• _TASK DESCRIPTION_: Extract every entry word for word. Skip the pictures.

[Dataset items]

☆ ☆ ☆ ☆ ☆ ☆ ☆

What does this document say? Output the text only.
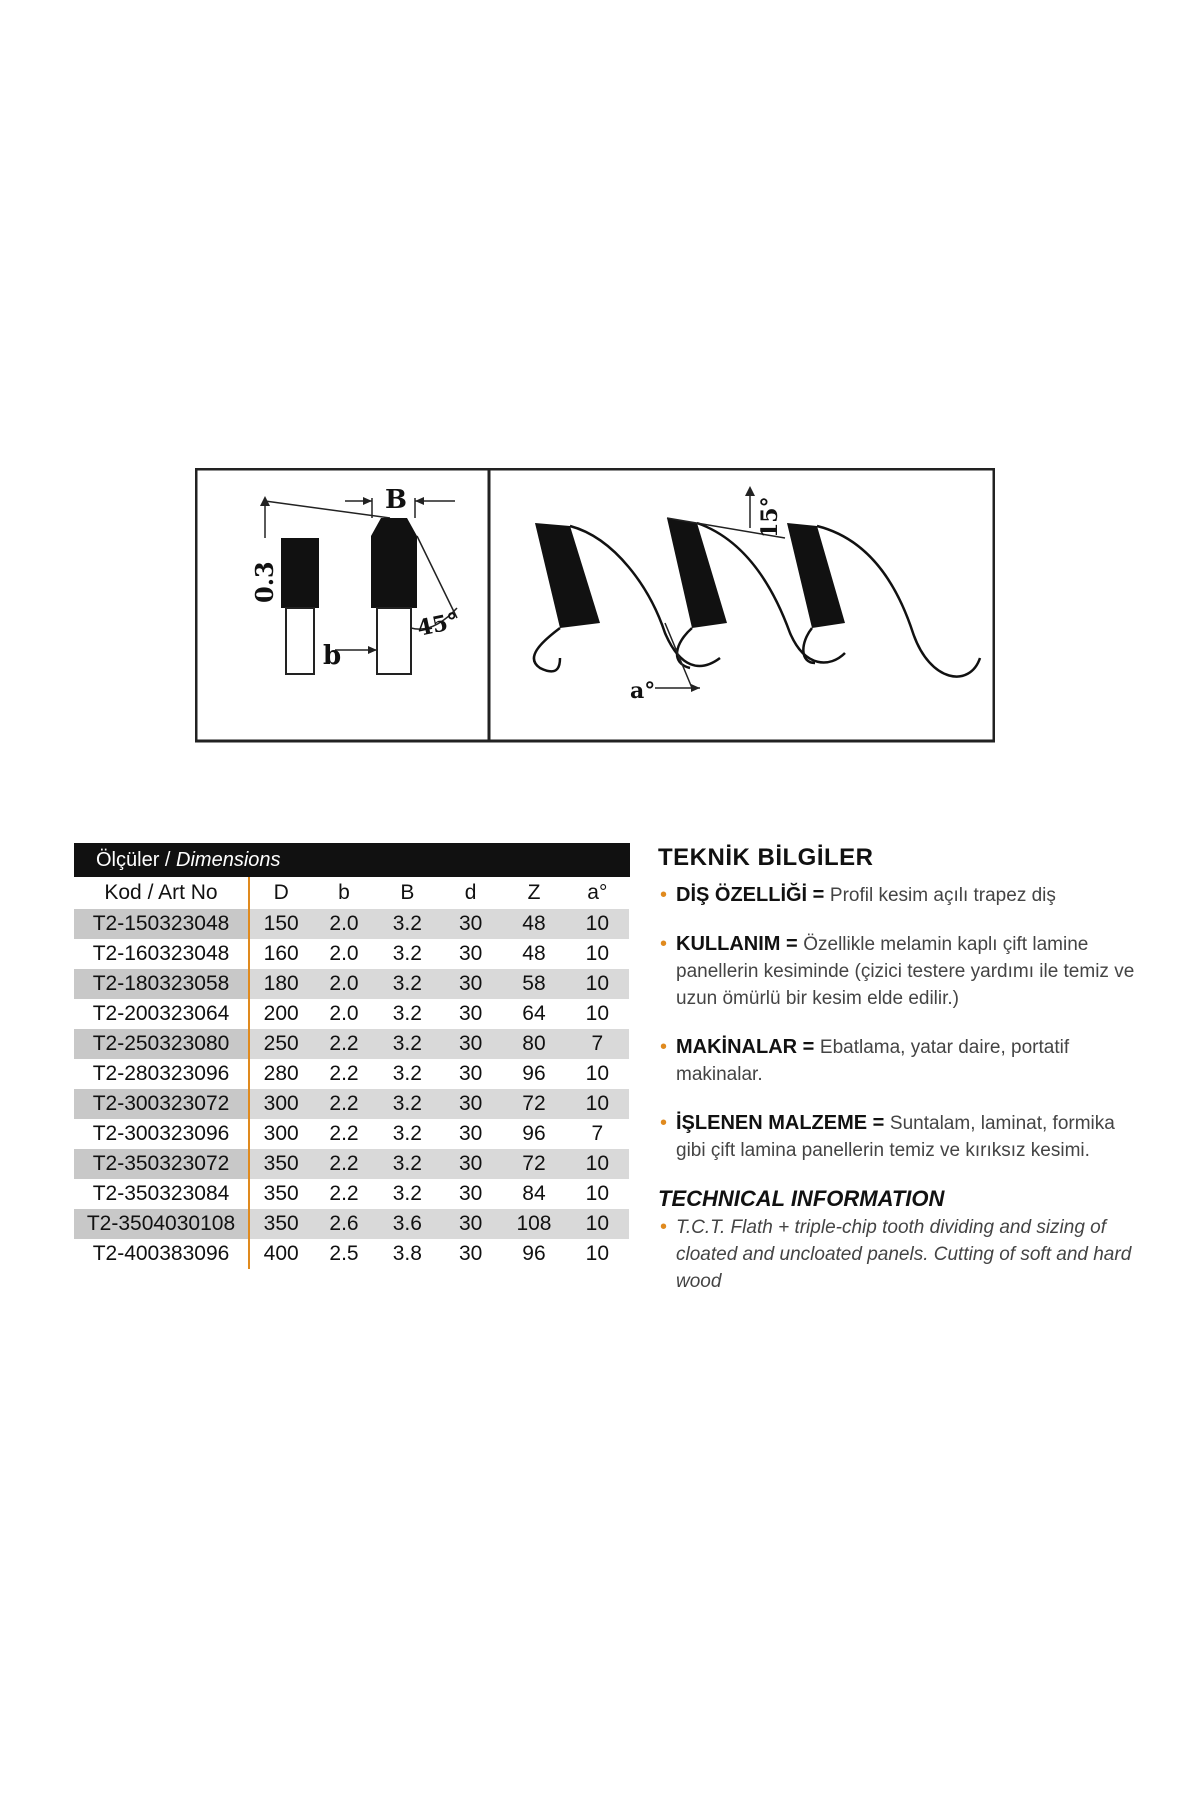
0.3
B
b
45°
15°
a°
Ölçüler / Dimensions
Kod / Art No	D	b	B	d	Z	a°
T2-150323048	150	2.0	3.2	30	48	10
T2-160323048	160	2.0	3.2	30	48	10
T2-180323058	180	2.0	3.2	30	58	10
T2-200323064	200	2.0	3.2	30	64	10
T2-250323080	250	2.2	3.2	30	80	7
T2-280323096	280	2.2	3.2	30	96	10
T2-300323072	300	2.2	3.2	30	72	10
T2-300323096	300	2.2	3.2	30	96	7
T2-350323072	350	2.2	3.2	30	72	10
T2-350323084	350	2.2	3.2	30	84	10
T2-3504030108	350	2.6	3.6	30	108	10
T2-400383096	400	2.5	3.8	30	96	10
TEKNİK BİLGİLER
• DİŞ ÖZELLİĞİ = Profil kesim açılı trapez diş
• KULLANIM = Özellikle melamin kaplı çift lamine panellerin kesiminde (çizici testere yardımı ile temiz ve uzun ömürlü bir kesim elde edilir.)
• MAKİNALAR = Ebatlama, yatar daire, portatif makinalar.
• İŞLENEN MALZEME = Suntalam, laminat, formika gibi çift lamina panellerin temiz ve kırıksız kesimi.
TECHNICAL INFORMATION
• T.C.T. Flath + triple-chip tooth dividing and sizing of cloated and uncloated panels. Cutting of soft and hard wood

☆ ☆ ☆ ☆ ☆ ☆ ☆

• _TASK SOLUTION_:
What does this document say? Output the text only.
0.3
B
b
45°
15°
a°
Ölçüler / Dimensions
Kod / Art No	D	b	B	d	Z	a°
T2-150323048	150	2.0	3.2	30	48	10
T2-160323048	160	2.0	3.2	30	48	10
T2-180323058	180	2.0	3.2	30	58	10
T2-200323064	200	2.0	3.2	30	64	10
T2-250323080	250	2.2	3.2	30	80	7
T2-280323096	280	2.2	3.2	30	96	10
T2-300323072	300	2.2	3.2	30	72	10
T2-300323096	300	2.2	3.2	30	96	7
T2-350323072	350	2.2	3.2	30	72	10
T2-350323084	350	2.2	3.2	30	84	10
T2-3504030108	350	2.6	3.6	30	108	10
T2-400383096	400	2.5	3.8	30	96	10
TEKNİK BİLGİLER
• DİŞ ÖZELLİĞİ = Profil kesim açılı trapez diş
• KULLANIM = Özellikle melamin kaplı çift lamine panellerin kesiminde (çizici testere yardımı ile temiz ve uzun ömürlü bir kesim elde edilir.)
• MAKİNALAR = Ebatlama, yatar daire, portatif makinalar.
• İŞLENEN MALZEME = Suntalam, laminat, formika gibi çift lamina panellerin temiz ve kırıksız kesimi.
TECHNICAL INFORMATION
• T.C.T. Flath + triple-chip tooth dividing and sizing of cloated and uncloated panels. Cutting of soft and hard wood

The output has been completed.